Stated exercise: Copy the lines of the listing between the line holding "node M: label" and the line holding "wire: dashed horizontal from y-axis to point", inclusive, keeping each one the same.

Material provided:
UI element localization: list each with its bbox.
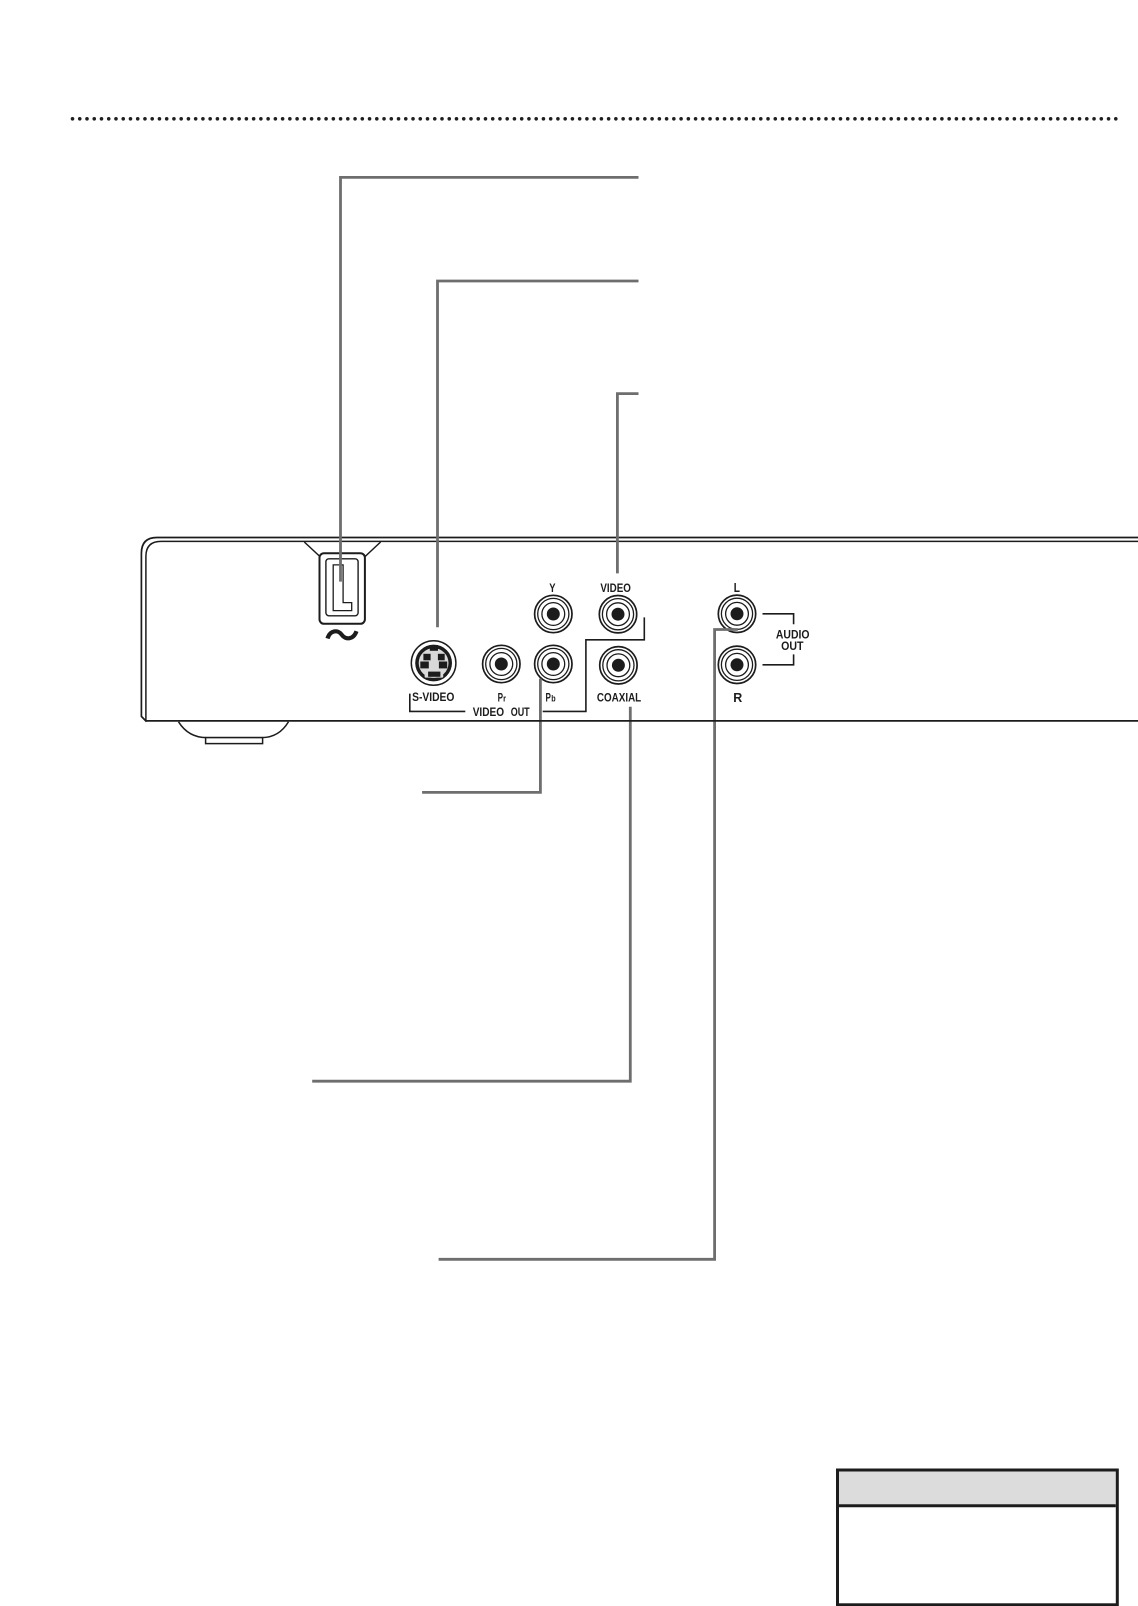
svg-text:VIDEO: VIDEO <box>600 581 631 595</box>
svg-text:Y: Y <box>549 581 555 595</box>
svg-text:OUT: OUT <box>511 705 530 719</box>
svg-text:R: R <box>733 690 743 705</box>
svg-text:P: P <box>546 691 551 705</box>
svg-text:S-VIDEO: S-VIDEO <box>412 690 454 704</box>
svg-text:r: r <box>503 694 506 704</box>
svg-text:VIDEO: VIDEO <box>473 705 504 719</box>
svg-text:COAXIAL: COAXIAL <box>597 691 641 705</box>
svg-text:L: L <box>734 580 740 595</box>
svg-text:b: b <box>551 694 556 704</box>
svg-text:OUT: OUT <box>781 639 804 653</box>
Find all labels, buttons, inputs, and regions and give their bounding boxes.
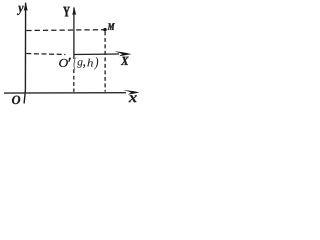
node M: label M	[108, 23, 115, 30]
node O': coordinate label (g, h)	[74, 57, 99, 70]
wire: dashed horizontal from y-axis to origin O'	[26, 54, 65, 55]
wire: main x-axis arrowhead	[124, 90, 140, 95]
wire: dashed vertical from point M down to x-axis	[104, 31, 106, 91]
node x: axis label x	[129, 95, 137, 102]
wire: secondary Y-axis arrowhead	[72, 7, 76, 15]
wire: secondary X-axis line	[74, 53, 119, 56]
wire: secondary Y-axis line	[73, 8, 75, 60]
wire: main y-axis line	[24, 3, 26, 104]
node Y: axis label Y	[63, 7, 69, 17]
node O': prime mark	[68, 58, 71, 62]
node O': origin label O	[59, 59, 68, 67]
node O: origin label O	[12, 96, 20, 105]
wire: main y-axis arrowhead	[24, 2, 28, 11]
wire: dashed horizontal from y-axis to point M	[26, 29, 104, 32]
node M: point marker dot	[103, 28, 106, 31]
node y: axis label y	[17, 6, 24, 15]
wire: dashed vertical from O' down to x-axis	[73, 69, 75, 92]
wire: main x-axis line	[4, 92, 126, 94]
node X: axis label X	[121, 57, 129, 65]
wire: secondary X-axis arrowhead	[115, 51, 132, 56]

Finished task:
node M: label M	[108, 23, 115, 30]
node O': coordinate label (g, h)	[74, 57, 99, 70]
wire: dashed horizontal from y-axis to origin O'	[26, 54, 65, 55]
wire: main x-axis arrowhead	[124, 90, 140, 95]
wire: dashed vertical from point M down to x-axis	[104, 31, 106, 91]
node x: axis label x	[129, 95, 137, 102]
wire: secondary Y-axis arrowhead	[72, 7, 76, 15]
wire: secondary X-axis line	[74, 53, 119, 56]
wire: secondary Y-axis line	[73, 8, 75, 60]
wire: main y-axis line	[24, 3, 26, 104]
node Y: axis label Y	[63, 7, 69, 17]
node O': prime mark	[68, 58, 71, 62]
node O': origin label O	[59, 59, 68, 67]
node O: origin label O	[12, 96, 20, 105]
wire: main y-axis arrowhead	[24, 2, 28, 11]
wire: dashed horizontal from y-axis to point M	[26, 29, 104, 32]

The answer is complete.